# Work to do
Report the number of lines containing "text", with no other words.

[Start Records for the exercise]

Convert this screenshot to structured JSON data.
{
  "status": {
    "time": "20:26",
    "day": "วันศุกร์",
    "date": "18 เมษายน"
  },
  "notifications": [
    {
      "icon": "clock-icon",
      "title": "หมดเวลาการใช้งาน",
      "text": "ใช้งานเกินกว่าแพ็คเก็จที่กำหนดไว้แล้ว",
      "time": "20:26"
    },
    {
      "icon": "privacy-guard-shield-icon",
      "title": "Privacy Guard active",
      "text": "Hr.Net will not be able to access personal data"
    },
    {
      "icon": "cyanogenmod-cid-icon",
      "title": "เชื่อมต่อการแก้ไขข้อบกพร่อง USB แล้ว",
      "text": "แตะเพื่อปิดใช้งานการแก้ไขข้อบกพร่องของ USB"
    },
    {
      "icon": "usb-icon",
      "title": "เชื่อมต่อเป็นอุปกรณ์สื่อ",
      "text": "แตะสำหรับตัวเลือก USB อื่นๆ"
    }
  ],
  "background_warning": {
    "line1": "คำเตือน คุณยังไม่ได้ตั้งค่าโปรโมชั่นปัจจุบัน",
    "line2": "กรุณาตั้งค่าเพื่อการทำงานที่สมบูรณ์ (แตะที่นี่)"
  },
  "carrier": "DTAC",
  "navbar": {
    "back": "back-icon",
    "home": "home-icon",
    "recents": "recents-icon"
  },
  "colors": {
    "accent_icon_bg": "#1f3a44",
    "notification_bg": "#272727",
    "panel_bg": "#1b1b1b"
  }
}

[End Records for the exercise]
[Start Records for the exercise]

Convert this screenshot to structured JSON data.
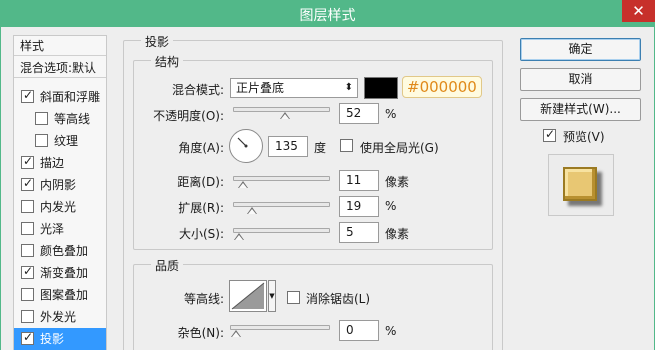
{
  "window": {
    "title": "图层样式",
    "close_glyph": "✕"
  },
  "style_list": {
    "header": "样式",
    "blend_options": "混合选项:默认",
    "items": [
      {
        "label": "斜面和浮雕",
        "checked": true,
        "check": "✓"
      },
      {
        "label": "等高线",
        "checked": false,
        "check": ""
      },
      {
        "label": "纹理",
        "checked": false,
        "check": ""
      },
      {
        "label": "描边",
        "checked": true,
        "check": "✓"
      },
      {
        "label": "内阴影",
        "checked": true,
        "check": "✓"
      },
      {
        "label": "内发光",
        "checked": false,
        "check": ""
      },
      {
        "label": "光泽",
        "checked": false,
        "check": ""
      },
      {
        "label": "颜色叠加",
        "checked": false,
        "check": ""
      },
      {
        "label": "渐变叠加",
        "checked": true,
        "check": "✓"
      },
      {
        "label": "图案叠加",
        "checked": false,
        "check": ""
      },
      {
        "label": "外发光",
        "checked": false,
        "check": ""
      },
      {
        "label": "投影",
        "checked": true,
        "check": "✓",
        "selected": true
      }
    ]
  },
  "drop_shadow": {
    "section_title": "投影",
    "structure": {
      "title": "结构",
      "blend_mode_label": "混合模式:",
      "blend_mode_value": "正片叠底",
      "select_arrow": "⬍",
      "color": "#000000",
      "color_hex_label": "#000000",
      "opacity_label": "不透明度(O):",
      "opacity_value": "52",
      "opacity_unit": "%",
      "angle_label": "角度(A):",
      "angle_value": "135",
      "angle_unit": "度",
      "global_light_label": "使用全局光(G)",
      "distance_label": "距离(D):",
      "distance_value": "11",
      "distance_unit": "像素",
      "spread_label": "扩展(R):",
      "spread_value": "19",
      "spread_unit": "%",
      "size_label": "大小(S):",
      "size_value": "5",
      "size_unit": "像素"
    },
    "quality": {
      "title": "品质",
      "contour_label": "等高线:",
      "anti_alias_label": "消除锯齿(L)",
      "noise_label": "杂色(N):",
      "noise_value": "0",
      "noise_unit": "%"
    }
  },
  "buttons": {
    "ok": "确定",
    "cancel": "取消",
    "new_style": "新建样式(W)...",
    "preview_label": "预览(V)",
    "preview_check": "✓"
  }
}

[End Records for the exercise]
[Start Records for the exercise]

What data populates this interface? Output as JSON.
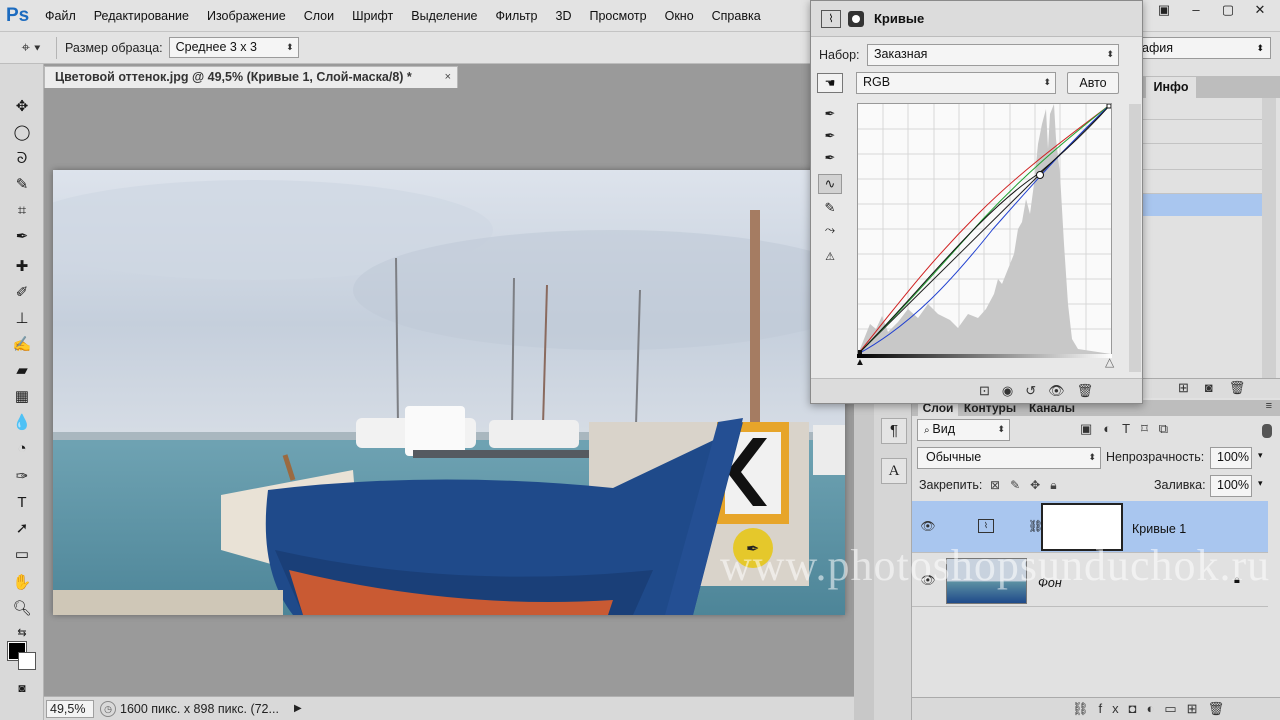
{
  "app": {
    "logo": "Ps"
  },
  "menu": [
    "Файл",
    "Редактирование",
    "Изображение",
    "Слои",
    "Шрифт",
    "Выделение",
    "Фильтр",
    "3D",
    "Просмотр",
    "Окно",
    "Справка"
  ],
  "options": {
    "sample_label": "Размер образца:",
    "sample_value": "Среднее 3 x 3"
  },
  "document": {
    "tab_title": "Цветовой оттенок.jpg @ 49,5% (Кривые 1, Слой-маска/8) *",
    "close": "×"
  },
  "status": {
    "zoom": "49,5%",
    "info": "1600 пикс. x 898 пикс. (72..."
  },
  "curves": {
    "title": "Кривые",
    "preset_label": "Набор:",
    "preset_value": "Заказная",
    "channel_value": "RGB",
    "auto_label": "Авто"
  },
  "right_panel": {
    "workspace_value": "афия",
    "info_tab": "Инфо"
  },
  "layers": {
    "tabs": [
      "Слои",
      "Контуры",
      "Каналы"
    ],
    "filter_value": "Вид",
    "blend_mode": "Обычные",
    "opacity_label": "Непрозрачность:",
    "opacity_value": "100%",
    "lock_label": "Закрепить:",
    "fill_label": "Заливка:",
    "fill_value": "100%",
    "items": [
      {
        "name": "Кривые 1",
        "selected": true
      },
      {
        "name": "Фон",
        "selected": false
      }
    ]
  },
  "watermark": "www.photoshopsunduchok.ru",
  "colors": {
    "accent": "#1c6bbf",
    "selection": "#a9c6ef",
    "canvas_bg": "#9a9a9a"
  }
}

[End Records for the exercise]

# Correct result
4